* [Your goal]:
Omit the images, then output each of the records below exactly.

* [Record list]:
━━━━━━━━━━
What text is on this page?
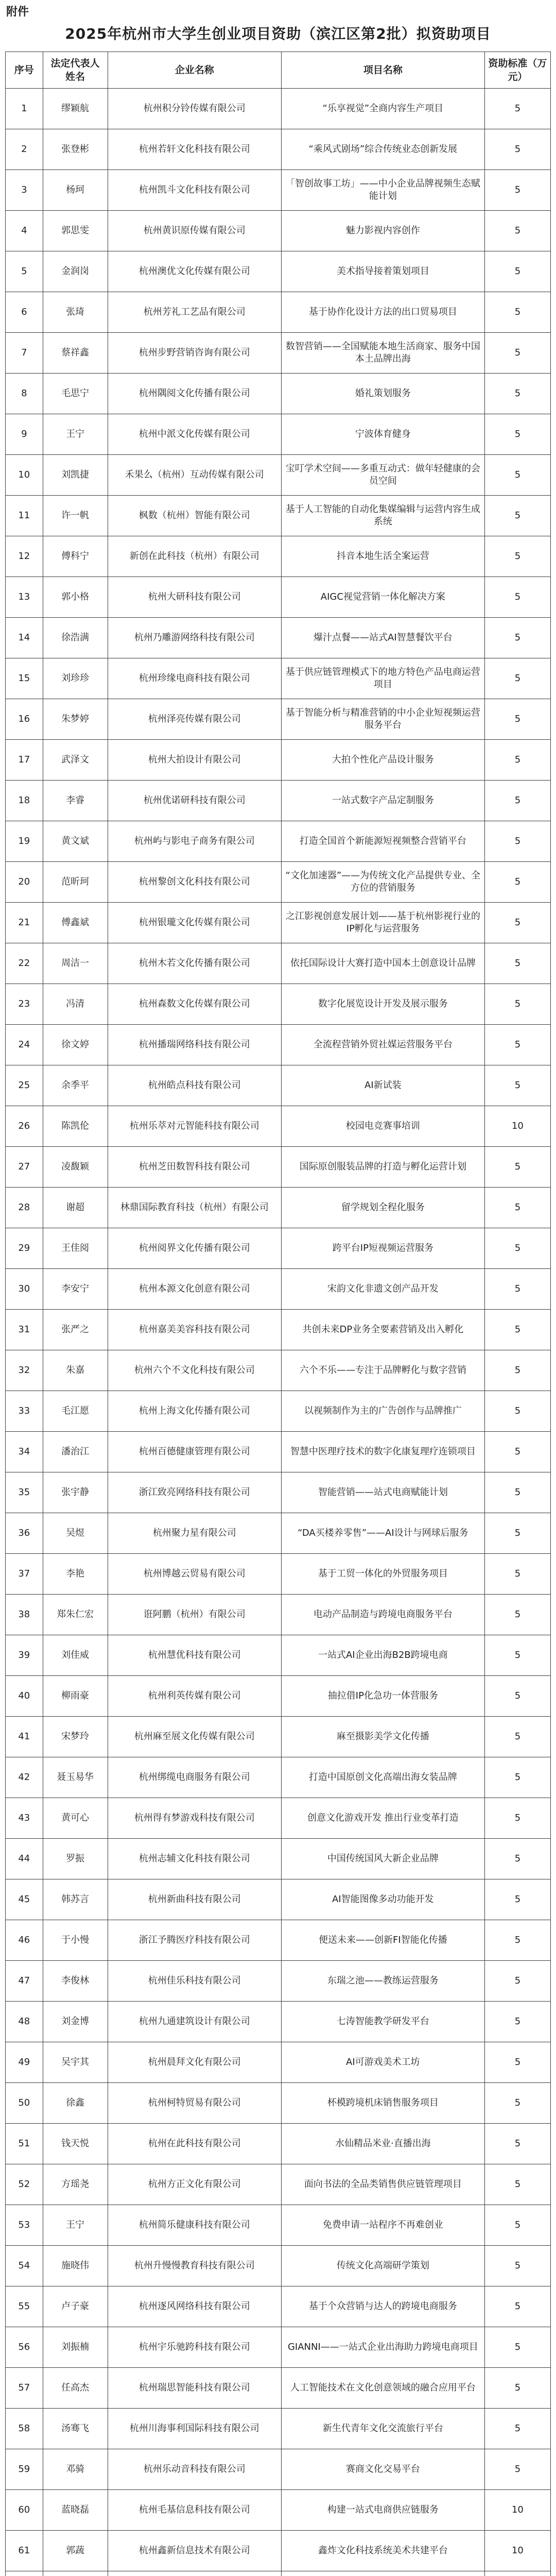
附件
2025年杭州市大学生创业项目资助（滨江区第2批）拟资助项目
序号	法定代表人姓名	企业名称	项目名称	资助标准（万元）
1	缪颖航	杭州积分铃传媒有限公司	“乐享视觉”全商内容生产项目	5
2	张登彬	杭州若轩文化科技有限公司	“乘风式剧场”综合传统业态创新发展	5
3	杨珂	杭州凯斗文化科技有限公司	「智创故事工坊」——中小企业品牌视频生态赋能计划	5
4	郭思雯	杭州黄识原传媒有限公司	魅力影视内容创作	5
5	金润岗	杭州澳优文化传媒有限公司	美术指导接着策划项目	5
6	张琦	杭州芳礼工艺品有限公司	基于协作化设计方法的出口贸易项目	5
7	蔡祥鑫	杭州步野营销咨询有限公司	数智营销——全国赋能本地生活商家、服务中国本土品牌出海	5
8	毛思宁	杭州隅阅文化传播有限公司	婚礼策划服务	5
9	王宁	杭州中派文化传媒有限公司	宁波体育健身	5
10	刘凯捷	禾果么（杭州）互动传媒有限公司	宝叮学术空间——多重互动式：做年轻健康的会员空间	5
11	许一帆	枫数（杭州）智能有限公司	基于人工智能的自动化集媒编辑与运营内容生成系统	5
12	傅科宁	新创在此科技（杭州）有限公司	抖音本地生活全案运营	5
13	郭小格	杭州大研科技有限公司	AIGC视觉营销一体化解决方案	5
14	徐浩满	杭州乃雕游网络科技有限公司	爆汁点餐——站式AI智慧餐饮平台	5
15	刘珍珍	杭州珍缘电商科技有限公司	基于供应链管理模式下的地方特色产品电商运营项目	5
16	朱梦婷	杭州泽亮传媒有限公司	基于智能分析与精准营销的中小企业短视频运营服务平台	5
17	武泽文	杭州大拍设计有限公司	大拍个性化产品设计服务	5
18	李睿	杭州优诺研科技有限公司	一站式数字产品定制服务	5
19	黄文斌	杭州屿与影电子商务有限公司	打造全国首个新能源短视频整合营销平台	5
20	范昕珂	杭州黎创文化科技有限公司	“文化加速器”——为传统文化产品提供专业、全方位的营销服务	5
21	傅鑫斌	杭州银瓏文化传媒有限公司	之江影视创意发展计划——基于杭州影视行业的IP孵化与运营服务	5
22	周洁一	杭州木若文化传播有限公司	依托国际设计大赛打造中国本土创意设计品牌	5
23	冯清	杭州森数文化传媒有限公司	数字化展览设计开发及展示服务	5
24	徐文婷	杭州播瑞网络科技有限公司	全流程营销外贸社媒运营服务平台	5
25	余季平	杭州皓点科技有限公司	AI新试装	5
26	陈凯伦	杭州乐萃对元智能科技有限公司	校园电竞赛事培训	10
27	凌馥颖	杭州芝田数智科技有限公司	国际原创服装品牌的打造与孵化运营计划	5
28	谢超	林鼎国际教育科技（杭州）有限公司	留学规划全程化服务	5
29	王佳阅	杭州阅界文化传播有限公司	跨平台IP短视频运营服务	5
30	李安宁	杭州本源文化创意有限公司	宋韵文化非遗文创产品开发	5
31	张严之	杭州嘉美美容科技有限公司	共创未来DP业务全要素营销及出入孵化	5
32	朱嘉	杭州六个不文化科技有限公司	六个不乐——专注于品牌孵化与数字营销	5
33	毛江愿	杭州上海文化传播有限公司	以视频制作为主的广告创作与品牌推广	5
34	潘治江	杭州百德健康管理有限公司	智慧中医理疗技术的数字化康复理疗连锁项目	5
35	张宇静	浙江致亮网络科技有限公司	智能营销——站式电商赋能计划	5
36	吴煜	杭州聚力星有限公司	“DA买楼养零售”——AI设计与网球后服务	5
37	李艳	杭州博越云贸易有限公司	基于工贸一体化的外贸服务项目	5
38	郑朱仁宏	诳阿鹏（杭州）有限公司	电动产品制造与跨境电商服务平台	5
39	刘佳威	杭州慧优科技有限公司	一站式AI企业出海B2B跨境电商	5
40	柳雨豪	杭州利英传媒有限公司	抽拉借IP化急功一体营服务	5
41	宋梦玲	杭州麻至展文化传媒有限公司	麻至摄影美学文化传播	5
42	聂玉易华	杭州绑缆电商服务有限公司	打造中国原创文化高端出海女装品牌	5
43	黄可心	杭州得有梦游戏科技有限公司	创意文化游戏开发 推出行业变革打造	5
44	罗振	杭州志辅文化科技有限公司	中国传统国风大新企业品牌	5
45	韩苏言	杭州新曲科技有限公司	AI智能图像多动功能开发	5
46	于小慢	浙江予腾医疗科技有限公司	便送未来——创新FI智能化传播	5
47	李俊林	杭州佳乐科技有限公司	东瑞之池——教练运营服务	5
48	刘金博	杭州九通建筑设计有限公司	七涛智能教学研发平台	5
49	吴宇其	杭州晨拜文化有限公司	AI可游戏美术工坊	5
50	徐鑫	杭州柯特贸易有限公司	杯模跨境机床销售服务项目	5
51	钱天悦	杭州在此科技有限公司	水仙精品米业·直播出海	5
52	方瑶尧	杭州方正文化有限公司	面向书法的全品类销售供应链管理项目	5
53	王宁	杭州简乐健康科技有限公司	免费申请一站程序不再难创业	5
54	施晓伟	杭州升慢慢教育科技有限公司	传统文化高端研学策划	5
55	卢子豪	杭州逐风网络科技有限公司	基于个众营销与达人的跨境电商服务	5
56	刘振楠	杭州宇乐驰跨科技有限公司	GIANNI——一站式企业出海助力跨境电商项目	5
57	任高杰	杭州瑞思智能科技有限公司	人工智能技术在文化创意领域的融合应用平台	5
58	汤骞飞	杭州川海事利国际科技有限公司	新生代青年文化交流旅行平台	5
59	邓骑	杭州乐动音科技有限公司	赛商文化交易平台	5
60	蓝晓磊	杭州毛基信息科技有限公司	构建一站式电商供应链服务	10
61	郭蔬	杭州鑫新信息技术有限公司	鑫炸文化科技系统美术共建平台	10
━━━━━━━━━━
* [Exercise response]:
What text is on this page?
附件
2025年杭州市大学生创业项目资助（滨江区第2批）拟资助项目
序号	法定代表人姓名	企业名称	项目名称	资助标准（万元）
1	缪颖航	杭州积分铃传媒有限公司	“乐享视觉”全商内容生产项目	5
2	张登彬	杭州若轩文化科技有限公司	“乘风式剧场”综合传统业态创新发展	5
3	杨珂	杭州凯斗文化科技有限公司	「智创故事工坊」——中小企业品牌视频生态赋能计划	5
4	郭思雯	杭州黄识原传媒有限公司	魅力影视内容创作	5
5	金润岗	杭州澳优文化传媒有限公司	美术指导接着策划项目	5
6	张琦	杭州芳礼工艺品有限公司	基于协作化设计方法的出口贸易项目	5
7	蔡祥鑫	杭州步野营销咨询有限公司	数智营销——全国赋能本地生活商家、服务中国本土品牌出海	5
8	毛思宁	杭州隅阅文化传播有限公司	婚礼策划服务	5
9	王宁	杭州中派文化传媒有限公司	宁波体育健身	5
10	刘凯捷	禾果么（杭州）互动传媒有限公司	宝叮学术空间——多重互动式：做年轻健康的会员空间	5
11	许一帆	枫数（杭州）智能有限公司	基于人工智能的自动化集媒编辑与运营内容生成系统	5
12	傅科宁	新创在此科技（杭州）有限公司	抖音本地生活全案运营	5
13	郭小格	杭州大研科技有限公司	AIGC视觉营销一体化解决方案	5
14	徐浩满	杭州乃雕游网络科技有限公司	爆汁点餐——站式AI智慧餐饮平台	5
15	刘珍珍	杭州珍缘电商科技有限公司	基于供应链管理模式下的地方特色产品电商运营项目	5
16	朱梦婷	杭州泽亮传媒有限公司	基于智能分析与精准营销的中小企业短视频运营服务平台	5
17	武泽文	杭州大拍设计有限公司	大拍个性化产品设计服务	5
18	李睿	杭州优诺研科技有限公司	一站式数字产品定制服务	5
19	黄文斌	杭州屿与影电子商务有限公司	打造全国首个新能源短视频整合营销平台	5
20	范昕珂	杭州黎创文化科技有限公司	“文化加速器”——为传统文化产品提供专业、全方位的营销服务	5
21	傅鑫斌	杭州银瓏文化传媒有限公司	之江影视创意发展计划——基于杭州影视行业的IP孵化与运营服务	5
22	周洁一	杭州木若文化传播有限公司	依托国际设计大赛打造中国本土创意设计品牌	5
23	冯清	杭州森数文化传媒有限公司	数字化展览设计开发及展示服务	5
24	徐文婷	杭州播瑞网络科技有限公司	全流程营销外贸社媒运营服务平台	5
25	余季平	杭州皓点科技有限公司	AI新试装	5
26	陈凯伦	杭州乐萃对元智能科技有限公司	校园电竞赛事培训	10
27	凌馥颖	杭州芝田数智科技有限公司	国际原创服装品牌的打造与孵化运营计划	5
28	谢超	林鼎国际教育科技（杭州）有限公司	留学规划全程化服务	5
29	王佳阅	杭州阅界文化传播有限公司	跨平台IP短视频运营服务	5
30	李安宁	杭州本源文化创意有限公司	宋韵文化非遗文创产品开发	5
31	张严之	杭州嘉美美容科技有限公司	共创未来DP业务全要素营销及出入孵化	5
32	朱嘉	杭州六个不文化科技有限公司	六个不乐——专注于品牌孵化与数字营销	5
33	毛江愿	杭州上海文化传播有限公司	以视频制作为主的广告创作与品牌推广	5
34	潘治江	杭州百德健康管理有限公司	智慧中医理疗技术的数字化康复理疗连锁项目	5
35	张宇静	浙江致亮网络科技有限公司	智能营销——站式电商赋能计划	5
36	吴煜	杭州聚力星有限公司	“DA买楼养零售”——AI设计与网球后服务	5
37	李艳	杭州博越云贸易有限公司	基于工贸一体化的外贸服务项目	5
38	郑朱仁宏	诳阿鹏（杭州）有限公司	电动产品制造与跨境电商服务平台	5
39	刘佳威	杭州慧优科技有限公司	一站式AI企业出海B2B跨境电商	5
40	柳雨豪	杭州利英传媒有限公司	抽拉借IP化急功一体营服务	5
41	宋梦玲	杭州麻至展文化传媒有限公司	麻至摄影美学文化传播	5
42	聂玉易华	杭州绑缆电商服务有限公司	打造中国原创文化高端出海女装品牌	5
43	黄可心	杭州得有梦游戏科技有限公司	创意文化游戏开发 推出行业变革打造	5
44	罗振	杭州志辅文化科技有限公司	中国传统国风大新企业品牌	5
45	韩苏言	杭州新曲科技有限公司	AI智能图像多动功能开发	5
46	于小慢	浙江予腾医疗科技有限公司	便送未来——创新FI智能化传播	5
47	李俊林	杭州佳乐科技有限公司	东瑞之池——教练运营服务	5
48	刘金博	杭州九通建筑设计有限公司	七涛智能教学研发平台	5
49	吴宇其	杭州晨拜文化有限公司	AI可游戏美术工坊	5
50	徐鑫	杭州柯特贸易有限公司	杯模跨境机床销售服务项目	5
51	钱天悦	杭州在此科技有限公司	水仙精品米业·直播出海	5
52	方瑶尧	杭州方正文化有限公司	面向书法的全品类销售供应链管理项目	5
53	王宁	杭州简乐健康科技有限公司	免费申请一站程序不再难创业	5
54	施晓伟	杭州升慢慢教育科技有限公司	传统文化高端研学策划	5
55	卢子豪	杭州逐风网络科技有限公司	基于个众营销与达人的跨境电商服务	5
56	刘振楠	杭州宇乐驰跨科技有限公司	GIANNI——一站式企业出海助力跨境电商项目	5
57	任高杰	杭州瑞思智能科技有限公司	人工智能技术在文化创意领域的融合应用平台	5
58	汤骞飞	杭州川海事利国际科技有限公司	新生代青年文化交流旅行平台	5
59	邓骑	杭州乐动音科技有限公司	赛商文化交易平台	5
60	蓝晓磊	杭州毛基信息科技有限公司	构建一站式电商供应链服务	10
61	郭蔬	杭州鑫新信息技术有限公司	鑫炸文化科技系统美术共建平台	10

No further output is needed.